**Exercise goal**. Rewrite every row, switching each "data-label" to "value-label" and changing nothing else.

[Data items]
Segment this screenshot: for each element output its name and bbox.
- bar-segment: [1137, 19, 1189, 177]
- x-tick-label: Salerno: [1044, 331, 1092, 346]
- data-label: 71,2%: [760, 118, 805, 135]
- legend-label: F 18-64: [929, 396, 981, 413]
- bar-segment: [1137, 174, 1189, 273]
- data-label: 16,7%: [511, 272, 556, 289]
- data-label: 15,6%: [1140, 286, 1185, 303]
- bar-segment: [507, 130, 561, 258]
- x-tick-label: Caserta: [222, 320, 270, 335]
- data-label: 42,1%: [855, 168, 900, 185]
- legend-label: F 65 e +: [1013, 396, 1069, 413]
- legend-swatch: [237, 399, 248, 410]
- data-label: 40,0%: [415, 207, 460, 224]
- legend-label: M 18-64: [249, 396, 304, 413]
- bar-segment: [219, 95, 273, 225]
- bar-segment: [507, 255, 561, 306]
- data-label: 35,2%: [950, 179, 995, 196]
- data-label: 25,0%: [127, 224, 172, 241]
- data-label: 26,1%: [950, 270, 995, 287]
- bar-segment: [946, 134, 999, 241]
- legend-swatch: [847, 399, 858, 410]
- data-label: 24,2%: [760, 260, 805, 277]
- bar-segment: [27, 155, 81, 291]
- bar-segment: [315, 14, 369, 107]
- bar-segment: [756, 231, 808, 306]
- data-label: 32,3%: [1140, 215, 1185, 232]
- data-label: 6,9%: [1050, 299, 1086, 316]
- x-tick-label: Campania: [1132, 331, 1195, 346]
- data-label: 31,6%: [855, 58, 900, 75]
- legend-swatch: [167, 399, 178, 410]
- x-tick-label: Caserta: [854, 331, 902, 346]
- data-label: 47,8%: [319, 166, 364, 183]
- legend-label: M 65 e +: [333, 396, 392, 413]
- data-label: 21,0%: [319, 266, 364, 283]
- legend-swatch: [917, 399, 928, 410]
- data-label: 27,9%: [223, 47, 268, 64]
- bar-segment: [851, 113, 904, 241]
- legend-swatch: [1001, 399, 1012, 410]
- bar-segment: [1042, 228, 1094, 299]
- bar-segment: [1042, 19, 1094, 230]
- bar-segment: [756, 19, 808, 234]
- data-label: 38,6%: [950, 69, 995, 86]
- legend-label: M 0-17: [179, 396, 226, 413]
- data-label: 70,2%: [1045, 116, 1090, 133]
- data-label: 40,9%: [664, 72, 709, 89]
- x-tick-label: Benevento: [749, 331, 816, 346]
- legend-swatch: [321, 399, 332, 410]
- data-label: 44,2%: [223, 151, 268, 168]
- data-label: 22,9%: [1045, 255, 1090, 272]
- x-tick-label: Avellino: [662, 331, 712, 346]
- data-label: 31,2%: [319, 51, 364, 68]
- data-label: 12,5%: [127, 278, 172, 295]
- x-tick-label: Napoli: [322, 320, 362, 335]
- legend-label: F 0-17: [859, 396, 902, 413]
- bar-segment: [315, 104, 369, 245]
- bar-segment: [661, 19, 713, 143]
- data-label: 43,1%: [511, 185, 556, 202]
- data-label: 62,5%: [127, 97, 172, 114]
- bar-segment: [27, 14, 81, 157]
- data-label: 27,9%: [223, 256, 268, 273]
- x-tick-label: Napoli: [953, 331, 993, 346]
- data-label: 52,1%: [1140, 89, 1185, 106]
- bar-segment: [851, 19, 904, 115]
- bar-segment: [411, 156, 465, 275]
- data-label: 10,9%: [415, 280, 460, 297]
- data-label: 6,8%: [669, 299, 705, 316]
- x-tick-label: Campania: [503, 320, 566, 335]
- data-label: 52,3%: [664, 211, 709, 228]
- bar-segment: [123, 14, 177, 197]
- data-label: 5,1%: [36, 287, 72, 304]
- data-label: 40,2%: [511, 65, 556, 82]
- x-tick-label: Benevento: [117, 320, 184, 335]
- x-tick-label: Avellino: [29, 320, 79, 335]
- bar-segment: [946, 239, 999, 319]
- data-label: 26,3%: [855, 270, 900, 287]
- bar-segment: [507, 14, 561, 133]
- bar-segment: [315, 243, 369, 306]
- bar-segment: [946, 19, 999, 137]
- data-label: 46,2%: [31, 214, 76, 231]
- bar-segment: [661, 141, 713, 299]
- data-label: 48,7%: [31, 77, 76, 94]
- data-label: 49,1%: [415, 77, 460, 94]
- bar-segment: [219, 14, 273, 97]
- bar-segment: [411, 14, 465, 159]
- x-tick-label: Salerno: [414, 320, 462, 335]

**Solution**.
Segment this screenshot: for each element output its name and bbox.
- bar-segment: [1137, 19, 1189, 177]
- x-tick-label: Salerno: [1044, 331, 1092, 346]
- value-label: 71,2%: [760, 118, 805, 135]
- legend-label: F 18-64: [929, 396, 981, 413]
- bar-segment: [1137, 174, 1189, 273]
- value-label: 16,7%: [511, 272, 556, 289]
- value-label: 15,6%: [1140, 286, 1185, 303]
- bar-segment: [507, 130, 561, 258]
- x-tick-label: Caserta: [222, 320, 270, 335]
- value-label: 42,1%: [855, 168, 900, 185]
- legend-label: F 65 e +: [1013, 396, 1069, 413]
- legend-swatch: [237, 399, 248, 410]
- value-label: 40,0%: [415, 207, 460, 224]
- legend-label: M 18-64: [249, 396, 304, 413]
- bar-segment: [219, 95, 273, 225]
- bar-segment: [507, 255, 561, 306]
- value-label: 35,2%: [950, 179, 995, 196]
- value-label: 25,0%: [127, 224, 172, 241]
- value-label: 26,1%: [950, 270, 995, 287]
- bar-segment: [946, 134, 999, 241]
- legend-swatch: [847, 399, 858, 410]
- value-label: 24,2%: [760, 260, 805, 277]
- bar-segment: [27, 155, 81, 291]
- bar-segment: [315, 14, 369, 107]
- bar-segment: [756, 231, 808, 306]
- value-label: 32,3%: [1140, 215, 1185, 232]
- value-label: 6,9%: [1050, 299, 1086, 316]
- x-tick-label: Campania: [1132, 331, 1195, 346]
- value-label: 31,6%: [855, 58, 900, 75]
- legend-swatch: [167, 399, 178, 410]
- x-tick-label: Caserta: [854, 331, 902, 346]
- value-label: 47,8%: [319, 166, 364, 183]
- legend-label: M 65 e +: [333, 396, 392, 413]
- value-label: 21,0%: [319, 266, 364, 283]
- legend-swatch: [917, 399, 928, 410]
- value-label: 27,9%: [223, 47, 268, 64]
- bar-segment: [851, 113, 904, 241]
- legend-swatch: [1001, 399, 1012, 410]
- bar-segment: [1042, 228, 1094, 299]
- bar-segment: [1042, 19, 1094, 230]
- bar-segment: [756, 19, 808, 234]
- value-label: 38,6%: [950, 69, 995, 86]
- legend-label: M 0-17: [179, 396, 226, 413]
- value-label: 70,2%: [1045, 116, 1090, 133]
- value-label: 40,9%: [664, 72, 709, 89]
- x-tick-label: Benevento: [749, 331, 816, 346]
- legend-swatch: [321, 399, 332, 410]
- value-label: 44,2%: [223, 151, 268, 168]
- value-label: 22,9%: [1045, 255, 1090, 272]
- x-tick-label: Avellino: [662, 331, 712, 346]
- value-label: 31,2%: [319, 51, 364, 68]
- value-label: 12,5%: [127, 278, 172, 295]
- x-tick-label: Napoli: [322, 320, 362, 335]
- legend-label: F 0-17: [859, 396, 902, 413]
- bar-segment: [315, 104, 369, 245]
- bar-segment: [661, 19, 713, 143]
- value-label: 43,1%: [511, 185, 556, 202]
- value-label: 62,5%: [127, 97, 172, 114]
- bar-segment: [27, 14, 81, 157]
- value-label: 27,9%: [223, 256, 268, 273]
- x-tick-label: Napoli: [953, 331, 993, 346]
- value-label: 52,1%: [1140, 89, 1185, 106]
- bar-segment: [851, 19, 904, 115]
- bar-segment: [411, 156, 465, 275]
- value-label: 10,9%: [415, 280, 460, 297]
- value-label: 6,8%: [669, 299, 705, 316]
- x-tick-label: Campania: [503, 320, 566, 335]
- value-label: 52,3%: [664, 211, 709, 228]
- bar-segment: [123, 14, 177, 197]
- value-label: 5,1%: [36, 287, 72, 304]
- value-label: 40,2%: [511, 65, 556, 82]
- x-tick-label: Benevento: [117, 320, 184, 335]
- x-tick-label: Avellino: [29, 320, 79, 335]
- bar-segment: [946, 239, 999, 319]
- value-label: 26,3%: [855, 270, 900, 287]
- bar-segment: [507, 14, 561, 133]
- bar-segment: [315, 243, 369, 306]
- bar-segment: [946, 19, 999, 137]
- value-label: 46,2%: [31, 214, 76, 231]
- bar-segment: [661, 141, 713, 299]
- value-label: 48,7%: [31, 77, 76, 94]
- value-label: 49,1%: [415, 77, 460, 94]
- bar-segment: [219, 14, 273, 97]
- bar-segment: [411, 14, 465, 159]
- x-tick-label: Salerno: [414, 320, 462, 335]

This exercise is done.